Start PROVIDED MATERIAL
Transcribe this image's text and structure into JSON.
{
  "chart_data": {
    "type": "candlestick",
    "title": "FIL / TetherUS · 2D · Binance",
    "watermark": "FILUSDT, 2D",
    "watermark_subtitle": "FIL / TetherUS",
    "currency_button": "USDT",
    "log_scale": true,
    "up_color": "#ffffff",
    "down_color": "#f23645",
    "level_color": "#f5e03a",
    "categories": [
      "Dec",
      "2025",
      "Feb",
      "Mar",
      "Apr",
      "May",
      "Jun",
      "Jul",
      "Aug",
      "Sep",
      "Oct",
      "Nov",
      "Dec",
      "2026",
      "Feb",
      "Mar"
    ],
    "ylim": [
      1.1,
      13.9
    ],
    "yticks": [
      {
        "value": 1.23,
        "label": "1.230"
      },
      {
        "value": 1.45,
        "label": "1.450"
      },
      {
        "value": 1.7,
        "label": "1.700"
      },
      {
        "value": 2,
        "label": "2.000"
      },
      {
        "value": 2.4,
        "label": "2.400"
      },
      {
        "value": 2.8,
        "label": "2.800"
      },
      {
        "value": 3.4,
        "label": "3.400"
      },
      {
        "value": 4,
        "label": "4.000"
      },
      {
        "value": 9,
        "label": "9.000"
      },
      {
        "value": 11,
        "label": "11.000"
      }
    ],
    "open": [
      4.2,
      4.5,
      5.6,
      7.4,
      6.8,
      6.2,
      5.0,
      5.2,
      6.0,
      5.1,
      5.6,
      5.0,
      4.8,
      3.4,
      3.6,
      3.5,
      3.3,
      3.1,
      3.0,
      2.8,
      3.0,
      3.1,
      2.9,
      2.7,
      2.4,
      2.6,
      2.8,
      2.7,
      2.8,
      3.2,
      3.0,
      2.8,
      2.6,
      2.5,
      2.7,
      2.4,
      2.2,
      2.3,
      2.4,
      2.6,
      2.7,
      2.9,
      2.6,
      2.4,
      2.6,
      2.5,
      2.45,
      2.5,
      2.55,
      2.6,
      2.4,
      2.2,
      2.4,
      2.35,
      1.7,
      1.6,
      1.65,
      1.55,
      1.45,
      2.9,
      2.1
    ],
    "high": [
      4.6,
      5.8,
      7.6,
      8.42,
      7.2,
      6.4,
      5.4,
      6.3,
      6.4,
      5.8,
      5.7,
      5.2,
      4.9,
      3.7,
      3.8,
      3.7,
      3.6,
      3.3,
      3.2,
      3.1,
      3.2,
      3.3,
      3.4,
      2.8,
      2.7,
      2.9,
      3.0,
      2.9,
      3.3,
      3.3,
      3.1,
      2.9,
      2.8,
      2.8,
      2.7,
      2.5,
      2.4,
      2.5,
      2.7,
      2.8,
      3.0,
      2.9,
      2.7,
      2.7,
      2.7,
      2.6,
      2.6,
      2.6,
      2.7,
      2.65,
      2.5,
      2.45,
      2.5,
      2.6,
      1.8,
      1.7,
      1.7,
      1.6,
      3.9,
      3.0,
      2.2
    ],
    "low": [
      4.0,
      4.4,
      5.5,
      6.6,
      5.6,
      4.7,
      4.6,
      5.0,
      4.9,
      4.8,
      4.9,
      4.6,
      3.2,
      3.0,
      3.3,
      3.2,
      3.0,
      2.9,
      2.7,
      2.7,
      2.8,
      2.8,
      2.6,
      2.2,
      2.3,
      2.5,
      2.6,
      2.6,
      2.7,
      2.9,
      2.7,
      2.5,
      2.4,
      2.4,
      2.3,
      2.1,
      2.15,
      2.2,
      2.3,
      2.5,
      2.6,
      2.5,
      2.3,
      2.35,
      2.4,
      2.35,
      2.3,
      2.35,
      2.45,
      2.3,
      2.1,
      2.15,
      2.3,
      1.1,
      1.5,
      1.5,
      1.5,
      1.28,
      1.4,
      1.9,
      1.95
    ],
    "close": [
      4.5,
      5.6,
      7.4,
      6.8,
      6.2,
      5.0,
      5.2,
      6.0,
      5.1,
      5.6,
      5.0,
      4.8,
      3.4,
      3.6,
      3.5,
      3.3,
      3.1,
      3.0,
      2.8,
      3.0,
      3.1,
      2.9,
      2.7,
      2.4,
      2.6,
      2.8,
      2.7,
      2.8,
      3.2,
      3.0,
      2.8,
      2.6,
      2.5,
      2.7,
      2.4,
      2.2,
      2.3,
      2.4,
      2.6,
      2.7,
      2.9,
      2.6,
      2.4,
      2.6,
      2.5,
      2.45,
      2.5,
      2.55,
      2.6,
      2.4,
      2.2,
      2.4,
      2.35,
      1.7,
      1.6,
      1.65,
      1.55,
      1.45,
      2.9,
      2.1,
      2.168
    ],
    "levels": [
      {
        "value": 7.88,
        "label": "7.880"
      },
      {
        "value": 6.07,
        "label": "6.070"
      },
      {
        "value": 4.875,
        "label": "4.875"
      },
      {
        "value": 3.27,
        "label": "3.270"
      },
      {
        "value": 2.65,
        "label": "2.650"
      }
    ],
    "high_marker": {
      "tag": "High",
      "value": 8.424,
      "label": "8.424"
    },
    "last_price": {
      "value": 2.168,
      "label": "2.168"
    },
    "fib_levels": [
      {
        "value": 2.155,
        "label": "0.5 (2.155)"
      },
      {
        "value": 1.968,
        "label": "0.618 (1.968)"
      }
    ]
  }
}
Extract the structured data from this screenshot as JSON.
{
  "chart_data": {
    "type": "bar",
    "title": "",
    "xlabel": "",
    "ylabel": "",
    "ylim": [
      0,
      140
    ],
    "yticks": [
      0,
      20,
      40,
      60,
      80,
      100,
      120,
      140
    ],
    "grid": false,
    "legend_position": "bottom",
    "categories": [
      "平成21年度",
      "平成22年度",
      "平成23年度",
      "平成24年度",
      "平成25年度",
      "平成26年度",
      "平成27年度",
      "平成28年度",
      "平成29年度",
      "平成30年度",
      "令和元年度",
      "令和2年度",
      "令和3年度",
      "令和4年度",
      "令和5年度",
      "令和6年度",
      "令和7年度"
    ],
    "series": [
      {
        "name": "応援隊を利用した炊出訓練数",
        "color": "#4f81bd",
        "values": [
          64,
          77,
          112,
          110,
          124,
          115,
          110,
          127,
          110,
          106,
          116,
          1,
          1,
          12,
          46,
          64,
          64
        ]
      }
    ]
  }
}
End PROVIDED MATERIAL
__TASK DETAILS__:
Reproduce every line of the data verbatim.

__FINISHED ANSWER__:
Transcribe this image's text and structure into JSON.
{
  "chart_data": {
    "type": "candlestick",
    "title": "FIL / TetherUS · 2D · Binance",
    "watermark": "FILUSDT, 2D",
    "watermark_subtitle": "FIL / TetherUS",
    "currency_button": "USDT",
    "log_scale": true,
    "up_color": "#ffffff",
    "down_color": "#f23645",
    "level_color": "#f5e03a",
    "categories": [
      "Dec",
      "2025",
      "Feb",
      "Mar",
      "Apr",
      "May",
      "Jun",
      "Jul",
      "Aug",
      "Sep",
      "Oct",
      "Nov",
      "Dec",
      "2026",
      "Feb",
      "Mar"
    ],
    "ylim": [
      1.1,
      13.9
    ],
    "yticks": [
      {
        "value": 1.23,
        "label": "1.230"
      },
      {
        "value": 1.45,
        "label": "1.450"
      },
      {
        "value": 1.7,
        "label": "1.700"
      },
      {
        "value": 2,
        "label": "2.000"
      },
      {
        "value": 2.4,
        "label": "2.400"
      },
      {
        "value": 2.8,
        "label": "2.800"
      },
      {
        "value": 3.4,
        "label": "3.400"
      },
      {
        "value": 4,
        "label": "4.000"
      },
      {
        "value": 9,
        "label": "9.000"
      },
      {
        "value": 11,
        "label": "11.000"
      }
    ],
    "open": [
      4.2,
      4.5,
      5.6,
      7.4,
      6.8,
      6.2,
      5.0,
      5.2,
      6.0,
      5.1,
      5.6,
      5.0,
      4.8,
      3.4,
      3.6,
      3.5,
      3.3,
      3.1,
      3.0,
      2.8,
      3.0,
      3.1,
      2.9,
      2.7,
      2.4,
      2.6,
      2.8,
      2.7,
      2.8,
      3.2,
      3.0,
      2.8,
      2.6,
      2.5,
      2.7,
      2.4,
      2.2,
      2.3,
      2.4,
      2.6,
      2.7,
      2.9,
      2.6,
      2.4,
      2.6,
      2.5,
      2.45,
      2.5,
      2.55,
      2.6,
      2.4,
      2.2,
      2.4,
      2.35,
      1.7,
      1.6,
      1.65,
      1.55,
      1.45,
      2.9,
      2.1
    ],
    "high": [
      4.6,
      5.8,
      7.6,
      8.42,
      7.2,
      6.4,
      5.4,
      6.3,
      6.4,
      5.8,
      5.7,
      5.2,
      4.9,
      3.7,
      3.8,
      3.7,
      3.6,
      3.3,
      3.2,
      3.1,
      3.2,
      3.3,
      3.4,
      2.8,
      2.7,
      2.9,
      3.0,
      2.9,
      3.3,
      3.3,
      3.1,
      2.9,
      2.8,
      2.8,
      2.7,
      2.5,
      2.4,
      2.5,
      2.7,
      2.8,
      3.0,
      2.9,
      2.7,
      2.7,
      2.7,
      2.6,
      2.6,
      2.6,
      2.7,
      2.65,
      2.5,
      2.45,
      2.5,
      2.6,
      1.8,
      1.7,
      1.7,
      1.6,
      3.9,
      3.0,
      2.2
    ],
    "low": [
      4.0,
      4.4,
      5.5,
      6.6,
      5.6,
      4.7,
      4.6,
      5.0,
      4.9,
      4.8,
      4.9,
      4.6,
      3.2,
      3.0,
      3.3,
      3.2,
      3.0,
      2.9,
      2.7,
      2.7,
      2.8,
      2.8,
      2.6,
      2.2,
      2.3,
      2.5,
      2.6,
      2.6,
      2.7,
      2.9,
      2.7,
      2.5,
      2.4,
      2.4,
      2.3,
      2.1,
      2.15,
      2.2,
      2.3,
      2.5,
      2.6,
      2.5,
      2.3,
      2.35,
      2.4,
      2.35,
      2.3,
      2.35,
      2.45,
      2.3,
      2.1,
      2.15,
      2.3,
      1.1,
      1.5,
      1.5,
      1.5,
      1.28,
      1.4,
      1.9,
      1.95
    ],
    "close": [
      4.5,
      5.6,
      7.4,
      6.8,
      6.2,
      5.0,
      5.2,
      6.0,
      5.1,
      5.6,
      5.0,
      4.8,
      3.4,
      3.6,
      3.5,
      3.3,
      3.1,
      3.0,
      2.8,
      3.0,
      3.1,
      2.9,
      2.7,
      2.4,
      2.6,
      2.8,
      2.7,
      2.8,
      3.2,
      3.0,
      2.8,
      2.6,
      2.5,
      2.7,
      2.4,
      2.2,
      2.3,
      2.4,
      2.6,
      2.7,
      2.9,
      2.6,
      2.4,
      2.6,
      2.5,
      2.45,
      2.5,
      2.55,
      2.6,
      2.4,
      2.2,
      2.4,
      2.35,
      1.7,
      1.6,
      1.65,
      1.55,
      1.45,
      2.9,
      2.1,
      2.168
    ],
    "levels": [
      {
        "value": 7.88,
        "label": "7.880"
      },
      {
        "value": 6.07,
        "label": "6.070"
      },
      {
        "value": 4.875,
        "label": "4.875"
      },
      {
        "value": 3.27,
        "label": "3.270"
      },
      {
        "value": 2.65,
        "label": "2.650"
      }
    ],
    "high_marker": {
      "tag": "High",
      "value": 8.424,
      "label": "8.424"
    },
    "last_price": {
      "value": 2.168,
      "label": "2.168"
    },
    "fib_levels": [
      {
        "value": 2.155,
        "label": "0.5 (2.155)"
      },
      {
        "value": 1.968,
        "label": "0.618 (1.968)"
      }
    ]
  }
}
Extract the structured data from this screenshot as JSON.
{
  "chart_data": {
    "type": "bar",
    "title": "",
    "xlabel": "",
    "ylabel": "",
    "ylim": [
      0,
      140
    ],
    "yticks": [
      0,
      20,
      40,
      60,
      80,
      100,
      120,
      140
    ],
    "grid": false,
    "legend_position": "bottom",
    "categories": [
      "平成21年度",
      "平成22年度",
      "平成23年度",
      "平成24年度",
      "平成25年度",
      "平成26年度",
      "平成27年度",
      "平成28年度",
      "平成29年度",
      "平成30年度",
      "令和元年度",
      "令和2年度",
      "令和3年度",
      "令和4年度",
      "令和5年度",
      "令和6年度",
      "令和7年度"
    ],
    "series": [
      {
        "name": "応援隊を利用した炊出訓練数",
        "color": "#4f81bd",
        "values": [
          64,
          77,
          112,
          110,
          124,
          115,
          110,
          127,
          110,
          106,
          116,
          1,
          1,
          12,
          46,
          64,
          64
        ]
      }
    ]
  }
}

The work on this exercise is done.